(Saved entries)
┄┄┄┄┄┄┄┄┄┄┄┄┄┄┄┄┄┄┄┄
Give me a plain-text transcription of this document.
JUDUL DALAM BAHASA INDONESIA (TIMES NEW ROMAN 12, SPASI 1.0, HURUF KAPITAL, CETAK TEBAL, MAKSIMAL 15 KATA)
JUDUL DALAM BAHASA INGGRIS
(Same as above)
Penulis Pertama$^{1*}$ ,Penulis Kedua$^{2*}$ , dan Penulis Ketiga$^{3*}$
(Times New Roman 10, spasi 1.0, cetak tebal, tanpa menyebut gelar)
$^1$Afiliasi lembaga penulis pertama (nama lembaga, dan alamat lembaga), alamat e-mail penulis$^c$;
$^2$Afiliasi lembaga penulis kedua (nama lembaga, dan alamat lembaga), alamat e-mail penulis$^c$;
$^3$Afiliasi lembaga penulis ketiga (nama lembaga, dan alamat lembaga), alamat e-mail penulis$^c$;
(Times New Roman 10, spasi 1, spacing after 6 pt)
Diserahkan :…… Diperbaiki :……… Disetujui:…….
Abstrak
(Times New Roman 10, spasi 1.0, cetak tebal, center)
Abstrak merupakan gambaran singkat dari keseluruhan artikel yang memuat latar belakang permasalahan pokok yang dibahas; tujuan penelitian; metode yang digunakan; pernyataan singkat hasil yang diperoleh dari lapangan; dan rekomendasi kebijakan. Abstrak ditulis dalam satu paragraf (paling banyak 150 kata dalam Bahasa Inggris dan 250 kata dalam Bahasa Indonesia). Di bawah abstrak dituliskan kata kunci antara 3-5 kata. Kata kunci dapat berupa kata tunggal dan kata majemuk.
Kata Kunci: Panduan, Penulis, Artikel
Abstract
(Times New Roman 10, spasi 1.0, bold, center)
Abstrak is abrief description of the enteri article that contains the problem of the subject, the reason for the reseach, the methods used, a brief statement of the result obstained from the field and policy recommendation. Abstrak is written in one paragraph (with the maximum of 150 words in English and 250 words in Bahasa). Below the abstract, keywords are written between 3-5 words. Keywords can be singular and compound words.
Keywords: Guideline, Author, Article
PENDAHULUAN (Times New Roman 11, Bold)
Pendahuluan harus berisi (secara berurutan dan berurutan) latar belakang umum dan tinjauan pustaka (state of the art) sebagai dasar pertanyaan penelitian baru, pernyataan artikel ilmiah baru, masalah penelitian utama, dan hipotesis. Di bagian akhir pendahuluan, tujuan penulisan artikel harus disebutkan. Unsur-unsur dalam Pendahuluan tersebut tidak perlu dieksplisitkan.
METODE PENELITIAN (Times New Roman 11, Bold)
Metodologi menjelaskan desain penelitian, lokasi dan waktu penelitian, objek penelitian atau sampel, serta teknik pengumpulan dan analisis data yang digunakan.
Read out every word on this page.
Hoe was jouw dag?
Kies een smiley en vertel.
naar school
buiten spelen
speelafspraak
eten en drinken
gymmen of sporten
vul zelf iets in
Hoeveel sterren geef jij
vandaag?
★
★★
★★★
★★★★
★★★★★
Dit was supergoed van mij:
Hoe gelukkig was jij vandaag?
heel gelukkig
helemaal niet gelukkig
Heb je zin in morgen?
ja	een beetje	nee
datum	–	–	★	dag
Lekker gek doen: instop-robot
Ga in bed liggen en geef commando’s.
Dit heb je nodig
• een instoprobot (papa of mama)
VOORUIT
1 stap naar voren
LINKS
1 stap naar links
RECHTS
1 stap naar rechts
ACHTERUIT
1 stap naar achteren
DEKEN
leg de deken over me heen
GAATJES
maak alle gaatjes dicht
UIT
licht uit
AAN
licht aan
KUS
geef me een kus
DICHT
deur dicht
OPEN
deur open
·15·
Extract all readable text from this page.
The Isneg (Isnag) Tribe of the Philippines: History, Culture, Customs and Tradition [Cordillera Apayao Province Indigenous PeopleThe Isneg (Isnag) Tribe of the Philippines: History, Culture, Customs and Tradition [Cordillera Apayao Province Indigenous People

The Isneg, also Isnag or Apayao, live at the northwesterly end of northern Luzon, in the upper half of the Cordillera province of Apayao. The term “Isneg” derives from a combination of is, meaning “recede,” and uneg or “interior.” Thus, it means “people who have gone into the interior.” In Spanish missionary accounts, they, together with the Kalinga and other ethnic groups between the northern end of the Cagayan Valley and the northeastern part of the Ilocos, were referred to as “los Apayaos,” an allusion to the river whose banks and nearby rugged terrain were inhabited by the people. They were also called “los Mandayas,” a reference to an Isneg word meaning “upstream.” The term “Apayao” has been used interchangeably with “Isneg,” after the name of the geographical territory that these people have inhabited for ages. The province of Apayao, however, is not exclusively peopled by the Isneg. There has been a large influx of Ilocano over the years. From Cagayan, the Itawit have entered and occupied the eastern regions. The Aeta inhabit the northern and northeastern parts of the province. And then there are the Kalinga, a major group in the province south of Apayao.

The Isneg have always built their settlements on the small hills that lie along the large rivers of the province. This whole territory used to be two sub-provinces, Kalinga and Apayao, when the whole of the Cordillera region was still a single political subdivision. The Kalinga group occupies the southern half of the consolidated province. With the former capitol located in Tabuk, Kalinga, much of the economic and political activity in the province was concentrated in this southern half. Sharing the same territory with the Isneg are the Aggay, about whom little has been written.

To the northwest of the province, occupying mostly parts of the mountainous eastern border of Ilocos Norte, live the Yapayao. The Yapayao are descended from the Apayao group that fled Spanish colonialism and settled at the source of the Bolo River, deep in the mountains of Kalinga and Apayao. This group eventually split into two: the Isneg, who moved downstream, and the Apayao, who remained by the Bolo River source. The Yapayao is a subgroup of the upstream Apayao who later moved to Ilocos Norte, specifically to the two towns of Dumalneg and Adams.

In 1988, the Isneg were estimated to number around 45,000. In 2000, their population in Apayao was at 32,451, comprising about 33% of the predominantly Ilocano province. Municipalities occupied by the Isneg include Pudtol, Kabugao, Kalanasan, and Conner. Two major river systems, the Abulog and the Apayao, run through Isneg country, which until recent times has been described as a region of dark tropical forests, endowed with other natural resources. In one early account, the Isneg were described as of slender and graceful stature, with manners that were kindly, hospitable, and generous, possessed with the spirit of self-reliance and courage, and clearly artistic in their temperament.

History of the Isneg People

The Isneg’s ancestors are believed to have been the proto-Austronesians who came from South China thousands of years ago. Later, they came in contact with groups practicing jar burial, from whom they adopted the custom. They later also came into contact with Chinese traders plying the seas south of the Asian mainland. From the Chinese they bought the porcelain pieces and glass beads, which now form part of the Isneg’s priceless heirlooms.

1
┄┄┄┄┄┄┄┄┄┄┄┄┄┄┄┄┄┄┄┄
## Task instructions:
Going through the data, tally the lines containing "Keywords" and report only the result.

## Complete response:
2